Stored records
══════════

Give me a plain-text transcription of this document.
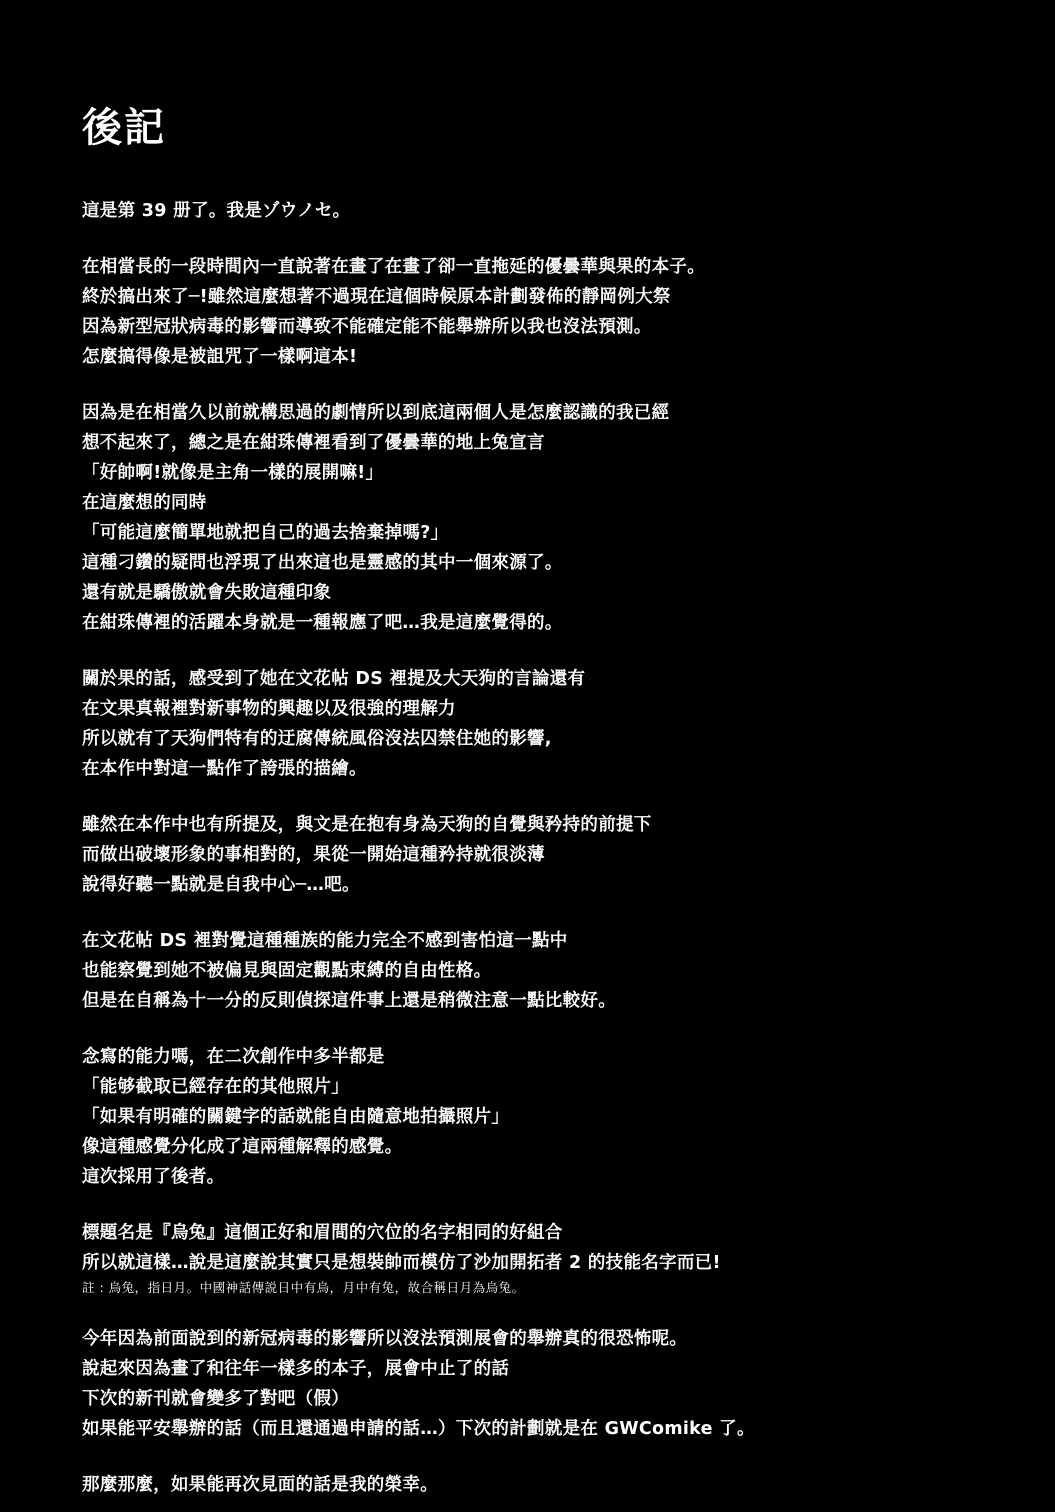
後記

這是第 39 册了。我是ゾウノセ。

在相當長的一段時間內一直說著在畫了在畫了卻一直拖延的優曇華與果的本子。
終於搞出來了─!雖然這麼想著不過現在這個時候原本計劃發佈的靜岡例大祭
因為新型冠狀病毒的影響而導致不能確定能不能舉辦所以我也沒法預測。
怎麼搞得像是被詛咒了一樣啊這本!

因為是在相當久以前就構思過的劇情所以到底這兩個人是怎麼認識的我已經
想不起來了，總之是在紺珠傳裡看到了優曇華的地上兔宣言
「好帥啊!就像是主角一樣的展開嘛!」
在這麼想的同時
「可能這麼簡單地就把自己的過去捨棄掉嗎?」
這種刁鑽的疑問也浮現了出來這也是靈感的其中一個來源了。
還有就是驕傲就會失敗這種印象
在紺珠傳裡的活躍本身就是一種報應了吧…我是這麼覺得的。

關於果的話，感受到了她在文花帖 DS 裡提及大天狗的言論還有
在文果真報裡對新事物的興趣以及很強的理解力
所以就有了天狗們特有的迂腐傳統風俗沒法囚禁住她的影響,
在本作中對這一點作了誇張的描繪。

雖然在本作中也有所提及，與文是在抱有身為天狗的自覺與矜持的前提下
而做出破壞形象的事相對的，果從一開始這種矜持就很淡薄
說得好聽一點就是自我中心─…吧。

在文花帖 DS 裡對覺這種種族的能力完全不感到害怕這一點中
也能察覺到她不被偏見與固定觀點束縛的自由性格。
但是在自稱為十一分的反則偵探這件事上還是稍微注意一點比較好。

念寫的能力嗎，在二次創作中多半都是
「能够截取已經存在的其他照片」
「如果有明確的關鍵字的話就能自由隨意地拍攝照片」
像這種感覺分化成了這兩種解釋的感覺。
這次採用了後者。

標題名是『烏兔』這個正好和眉間的穴位的名字相同的好組合
所以就這樣…說是這麼說其實只是想裝帥而模仿了沙加開拓者 2 的技能名字而已!
註 : 烏兔，指日月。中國神話傳説日中有烏，月中有兔，故合稱日月為烏兔。

今年因為前面說到的新冠病毒的影響所以沒法預測展會的舉辦真的很恐怖呢。
說起來因為畫了和往年一樣多的本子，展會中止了的話
下次的新刊就會變多了對吧（假）
如果能平安舉辦的話（而且還通過申請的話…）下次的計劃就是在 GWComike 了。

那麼那麼，如果能再次見面的話是我的榮幸。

══════════

--- GOAL ---
Omit every picture, then repeat the remaining data exactly as it appears above.

--- WORKED SOLUTION ---
Give me a plain-text transcription of this document.
後記

這是第 39 册了。我是ゾウノセ。

在相當長的一段時間內一直說著在畫了在畫了卻一直拖延的優曇華與果的本子。
終於搞出來了─!雖然這麼想著不過現在這個時候原本計劃發佈的靜岡例大祭
因為新型冠狀病毒的影響而導致不能確定能不能舉辦所以我也沒法預測。
怎麼搞得像是被詛咒了一樣啊這本!

因為是在相當久以前就構思過的劇情所以到底這兩個人是怎麼認識的我已經
想不起來了，總之是在紺珠傳裡看到了優曇華的地上兔宣言
「好帥啊!就像是主角一樣的展開嘛!」
在這麼想的同時
「可能這麼簡單地就把自己的過去捨棄掉嗎?」
這種刁鑽的疑問也浮現了出來這也是靈感的其中一個來源了。
還有就是驕傲就會失敗這種印象
在紺珠傳裡的活躍本身就是一種報應了吧…我是這麼覺得的。

關於果的話，感受到了她在文花帖 DS 裡提及大天狗的言論還有
在文果真報裡對新事物的興趣以及很強的理解力
所以就有了天狗們特有的迂腐傳統風俗沒法囚禁住她的影響,
在本作中對這一點作了誇張的描繪。

雖然在本作中也有所提及，與文是在抱有身為天狗的自覺與矜持的前提下
而做出破壞形象的事相對的，果從一開始這種矜持就很淡薄
說得好聽一點就是自我中心─…吧。

在文花帖 DS 裡對覺這種種族的能力完全不感到害怕這一點中
也能察覺到她不被偏見與固定觀點束縛的自由性格。
但是在自稱為十一分的反則偵探這件事上還是稍微注意一點比較好。

念寫的能力嗎，在二次創作中多半都是
「能够截取已經存在的其他照片」
「如果有明確的關鍵字的話就能自由隨意地拍攝照片」
像這種感覺分化成了這兩種解釋的感覺。
這次採用了後者。

標題名是『烏兔』這個正好和眉間的穴位的名字相同的好組合
所以就這樣…說是這麼說其實只是想裝帥而模仿了沙加開拓者 2 的技能名字而已!
註 : 烏兔，指日月。中國神話傳説日中有烏，月中有兔，故合稱日月為烏兔。

今年因為前面說到的新冠病毒的影響所以沒法預測展會的舉辦真的很恐怖呢。
說起來因為畫了和往年一樣多的本子，展會中止了的話
下次的新刊就會變多了對吧（假）
如果能平安舉辦的話（而且還通過申請的話…）下次的計劃就是在 GWComike 了。

那麼那麼，如果能再次見面的話是我的榮幸。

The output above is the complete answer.